-- YOUR INSTRUCTIONS --
Leaving out all images, write out the records that follow exactly.

-- EXERCISE DATA --

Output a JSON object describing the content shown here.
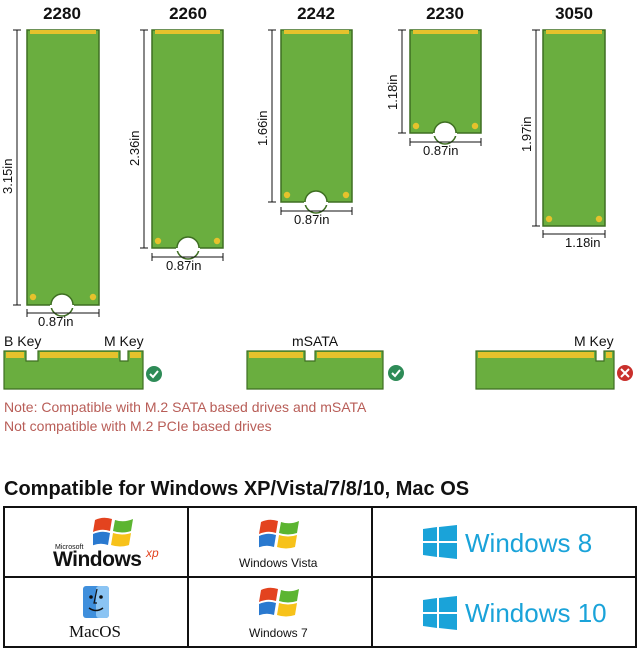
{
  "sizes": [
    {
      "label": "2280",
      "length": "3.15in",
      "width": "0.87in"
    },
    {
      "label": "2260",
      "length": "2.36in",
      "width": "0.87in"
    },
    {
      "label": "2242",
      "length": "1.66in",
      "width": "0.87in"
    },
    {
      "label": "2230",
      "length": "1.18in",
      "width": "0.87in"
    },
    {
      "label": "3050",
      "length": "1.97in",
      "width": "1.18in"
    }
  ],
  "keys": {
    "b_key": "B Key",
    "m_key": "M Key",
    "msata": "mSATA",
    "m_key_only": "M Key"
  },
  "notes": {
    "line1": "Note: Compatible with M.2 SATA based drives and mSATA",
    "line2": "Not compatible with M.2 PCIe based drives"
  },
  "compat_title": "Compatible for Windows XP/Vista/7/8/10, Mac OS",
  "os": {
    "xp_brand": "Microsoft",
    "xp_name": "Windows",
    "xp_suffix": "xp",
    "vista_name": "Windows Vista",
    "win8": "Windows 8",
    "mac": "MacOS",
    "win7": "Windows 7",
    "win10": "Windows 10"
  },
  "colors": {
    "pcb": "#6aae3f",
    "pcb_edge": "#3e6e22",
    "gold": "#e6c22c",
    "check": "#2e8b57",
    "cross": "#c9302c",
    "note": "#b85d57",
    "win_blue": "#1aa3d9"
  }
}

-- EXERCISE SOLUTION --
Output a JSON object describing the content shown here.
{
  "sizes": [
    {
      "label": "2280",
      "length": "3.15in",
      "width": "0.87in"
    },
    {
      "label": "2260",
      "length": "2.36in",
      "width": "0.87in"
    },
    {
      "label": "2242",
      "length": "1.66in",
      "width": "0.87in"
    },
    {
      "label": "2230",
      "length": "1.18in",
      "width": "0.87in"
    },
    {
      "label": "3050",
      "length": "1.97in",
      "width": "1.18in"
    }
  ],
  "keys": {
    "b_key": "B Key",
    "m_key": "M Key",
    "msata": "mSATA",
    "m_key_only": "M Key"
  },
  "notes": {
    "line1": "Note: Compatible with M.2 SATA based drives and mSATA",
    "line2": "Not compatible with M.2 PCIe based drives"
  },
  "compat_title": "Compatible for Windows XP/Vista/7/8/10, Mac OS",
  "os": {
    "xp_brand": "Microsoft",
    "xp_name": "Windows",
    "xp_suffix": "xp",
    "vista_name": "Windows Vista",
    "win8": "Windows 8",
    "mac": "MacOS",
    "win7": "Windows 7",
    "win10": "Windows 10"
  },
  "colors": {
    "pcb": "#6aae3f",
    "pcb_edge": "#3e6e22",
    "gold": "#e6c22c",
    "check": "#2e8b57",
    "cross": "#c9302c",
    "note": "#b85d57",
    "win_blue": "#1aa3d9"
  }
}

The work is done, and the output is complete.